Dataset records
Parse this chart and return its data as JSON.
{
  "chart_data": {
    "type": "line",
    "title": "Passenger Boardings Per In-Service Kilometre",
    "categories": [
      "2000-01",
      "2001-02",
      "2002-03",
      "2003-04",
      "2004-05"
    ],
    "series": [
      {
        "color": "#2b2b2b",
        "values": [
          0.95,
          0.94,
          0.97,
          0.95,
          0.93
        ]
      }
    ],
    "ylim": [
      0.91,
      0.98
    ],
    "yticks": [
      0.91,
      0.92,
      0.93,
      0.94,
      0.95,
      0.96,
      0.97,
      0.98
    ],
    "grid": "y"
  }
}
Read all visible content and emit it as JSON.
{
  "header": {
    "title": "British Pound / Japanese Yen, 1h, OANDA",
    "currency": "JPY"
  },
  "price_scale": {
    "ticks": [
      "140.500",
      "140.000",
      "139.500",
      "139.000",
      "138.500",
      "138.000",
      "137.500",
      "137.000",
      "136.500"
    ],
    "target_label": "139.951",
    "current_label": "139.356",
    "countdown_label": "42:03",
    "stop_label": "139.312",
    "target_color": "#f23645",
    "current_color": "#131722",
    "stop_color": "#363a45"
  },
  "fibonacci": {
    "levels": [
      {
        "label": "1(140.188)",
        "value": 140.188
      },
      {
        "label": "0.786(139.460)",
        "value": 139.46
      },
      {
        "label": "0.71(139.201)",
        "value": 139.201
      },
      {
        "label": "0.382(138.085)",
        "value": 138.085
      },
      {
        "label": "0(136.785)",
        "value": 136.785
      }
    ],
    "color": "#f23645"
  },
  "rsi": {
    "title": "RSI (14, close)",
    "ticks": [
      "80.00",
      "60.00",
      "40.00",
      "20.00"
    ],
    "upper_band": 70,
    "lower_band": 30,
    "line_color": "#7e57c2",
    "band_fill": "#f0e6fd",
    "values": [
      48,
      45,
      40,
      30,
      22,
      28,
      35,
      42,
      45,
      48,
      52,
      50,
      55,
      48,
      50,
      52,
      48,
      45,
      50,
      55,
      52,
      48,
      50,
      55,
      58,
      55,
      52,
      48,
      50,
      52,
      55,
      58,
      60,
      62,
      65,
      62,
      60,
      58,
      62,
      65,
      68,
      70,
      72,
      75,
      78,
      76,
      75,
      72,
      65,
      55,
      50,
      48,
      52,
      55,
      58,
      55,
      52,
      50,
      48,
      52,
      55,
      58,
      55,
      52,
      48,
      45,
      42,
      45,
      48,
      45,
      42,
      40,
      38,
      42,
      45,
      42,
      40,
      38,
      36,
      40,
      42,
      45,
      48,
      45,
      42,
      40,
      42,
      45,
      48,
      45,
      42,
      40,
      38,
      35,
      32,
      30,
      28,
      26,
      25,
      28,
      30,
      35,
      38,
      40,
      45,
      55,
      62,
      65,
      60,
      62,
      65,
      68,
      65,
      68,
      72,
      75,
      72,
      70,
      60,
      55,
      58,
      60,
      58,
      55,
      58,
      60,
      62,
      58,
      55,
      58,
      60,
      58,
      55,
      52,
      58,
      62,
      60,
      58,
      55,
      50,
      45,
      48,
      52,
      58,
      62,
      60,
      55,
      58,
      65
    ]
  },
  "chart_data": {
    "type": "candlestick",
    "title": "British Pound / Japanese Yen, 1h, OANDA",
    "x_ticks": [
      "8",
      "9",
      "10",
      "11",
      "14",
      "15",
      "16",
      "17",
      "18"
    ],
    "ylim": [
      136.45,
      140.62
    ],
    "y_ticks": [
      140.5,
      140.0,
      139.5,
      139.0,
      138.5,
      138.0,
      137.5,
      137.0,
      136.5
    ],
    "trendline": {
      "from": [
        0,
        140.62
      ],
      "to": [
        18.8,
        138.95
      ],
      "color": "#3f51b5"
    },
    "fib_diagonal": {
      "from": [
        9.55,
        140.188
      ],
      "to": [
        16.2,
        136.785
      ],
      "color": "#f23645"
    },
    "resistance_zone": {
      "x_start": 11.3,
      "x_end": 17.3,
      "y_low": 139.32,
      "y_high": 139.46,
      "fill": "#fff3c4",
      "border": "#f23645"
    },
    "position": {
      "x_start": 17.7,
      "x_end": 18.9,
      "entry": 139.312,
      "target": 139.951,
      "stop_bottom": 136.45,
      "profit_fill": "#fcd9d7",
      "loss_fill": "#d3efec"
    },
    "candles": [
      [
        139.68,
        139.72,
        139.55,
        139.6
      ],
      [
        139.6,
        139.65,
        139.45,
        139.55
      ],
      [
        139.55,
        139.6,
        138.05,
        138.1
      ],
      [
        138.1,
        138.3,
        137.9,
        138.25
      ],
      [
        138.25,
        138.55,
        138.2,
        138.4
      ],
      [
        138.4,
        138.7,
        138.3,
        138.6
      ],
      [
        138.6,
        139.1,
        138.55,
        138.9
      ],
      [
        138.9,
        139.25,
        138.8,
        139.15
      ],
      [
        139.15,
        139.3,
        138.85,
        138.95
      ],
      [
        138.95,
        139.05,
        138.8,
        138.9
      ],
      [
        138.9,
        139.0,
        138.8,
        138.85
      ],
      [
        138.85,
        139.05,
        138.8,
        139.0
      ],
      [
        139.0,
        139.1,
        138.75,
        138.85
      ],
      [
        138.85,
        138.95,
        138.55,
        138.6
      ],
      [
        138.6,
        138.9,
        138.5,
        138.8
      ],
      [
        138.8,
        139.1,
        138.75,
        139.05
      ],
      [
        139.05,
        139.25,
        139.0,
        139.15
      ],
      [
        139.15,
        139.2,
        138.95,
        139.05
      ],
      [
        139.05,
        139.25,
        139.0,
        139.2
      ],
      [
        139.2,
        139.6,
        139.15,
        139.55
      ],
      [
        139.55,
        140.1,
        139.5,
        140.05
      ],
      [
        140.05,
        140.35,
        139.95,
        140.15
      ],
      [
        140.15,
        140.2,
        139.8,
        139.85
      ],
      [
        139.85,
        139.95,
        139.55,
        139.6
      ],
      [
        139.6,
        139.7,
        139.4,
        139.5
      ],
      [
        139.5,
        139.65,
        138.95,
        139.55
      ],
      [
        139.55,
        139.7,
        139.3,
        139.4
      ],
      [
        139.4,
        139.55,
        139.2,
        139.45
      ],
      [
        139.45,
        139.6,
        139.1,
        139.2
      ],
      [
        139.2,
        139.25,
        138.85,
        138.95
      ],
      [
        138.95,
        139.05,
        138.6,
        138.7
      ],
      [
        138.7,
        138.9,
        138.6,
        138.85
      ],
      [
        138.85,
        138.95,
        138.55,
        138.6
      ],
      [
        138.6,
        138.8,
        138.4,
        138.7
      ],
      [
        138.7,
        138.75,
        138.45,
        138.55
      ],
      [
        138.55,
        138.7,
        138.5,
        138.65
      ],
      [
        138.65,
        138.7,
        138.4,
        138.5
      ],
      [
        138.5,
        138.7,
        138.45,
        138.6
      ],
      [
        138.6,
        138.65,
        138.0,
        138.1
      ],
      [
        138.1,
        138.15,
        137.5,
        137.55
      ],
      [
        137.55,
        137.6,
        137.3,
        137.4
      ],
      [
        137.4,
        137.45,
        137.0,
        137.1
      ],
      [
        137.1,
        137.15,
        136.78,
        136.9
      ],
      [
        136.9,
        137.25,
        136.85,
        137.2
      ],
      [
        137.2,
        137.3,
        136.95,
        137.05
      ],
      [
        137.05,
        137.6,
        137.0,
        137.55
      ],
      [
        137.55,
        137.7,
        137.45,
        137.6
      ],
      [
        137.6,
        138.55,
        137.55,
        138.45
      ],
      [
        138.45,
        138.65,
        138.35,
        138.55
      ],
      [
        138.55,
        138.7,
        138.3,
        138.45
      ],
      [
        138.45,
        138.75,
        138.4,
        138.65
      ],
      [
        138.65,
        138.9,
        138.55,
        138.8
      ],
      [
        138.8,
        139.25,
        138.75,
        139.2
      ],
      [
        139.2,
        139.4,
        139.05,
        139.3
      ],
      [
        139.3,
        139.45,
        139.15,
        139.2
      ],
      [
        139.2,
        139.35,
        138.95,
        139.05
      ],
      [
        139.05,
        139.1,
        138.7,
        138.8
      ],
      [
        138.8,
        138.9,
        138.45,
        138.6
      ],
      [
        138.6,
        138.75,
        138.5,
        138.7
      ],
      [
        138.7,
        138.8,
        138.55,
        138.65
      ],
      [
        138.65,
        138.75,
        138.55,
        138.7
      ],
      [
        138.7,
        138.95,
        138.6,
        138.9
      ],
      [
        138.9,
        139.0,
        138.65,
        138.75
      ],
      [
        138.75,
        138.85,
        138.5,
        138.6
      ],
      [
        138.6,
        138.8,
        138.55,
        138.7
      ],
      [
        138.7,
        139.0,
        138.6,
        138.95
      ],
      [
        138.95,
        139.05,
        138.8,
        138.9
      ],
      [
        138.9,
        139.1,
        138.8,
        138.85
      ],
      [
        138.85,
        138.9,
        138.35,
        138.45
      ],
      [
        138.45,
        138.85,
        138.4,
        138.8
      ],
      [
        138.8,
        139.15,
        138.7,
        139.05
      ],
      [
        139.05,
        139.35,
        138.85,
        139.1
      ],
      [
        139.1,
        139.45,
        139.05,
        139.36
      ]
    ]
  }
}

REQUIREMENT: In the listing, find every line with the word "title" and state how many there are, nothing more.

SOLVED PROBLEM: 4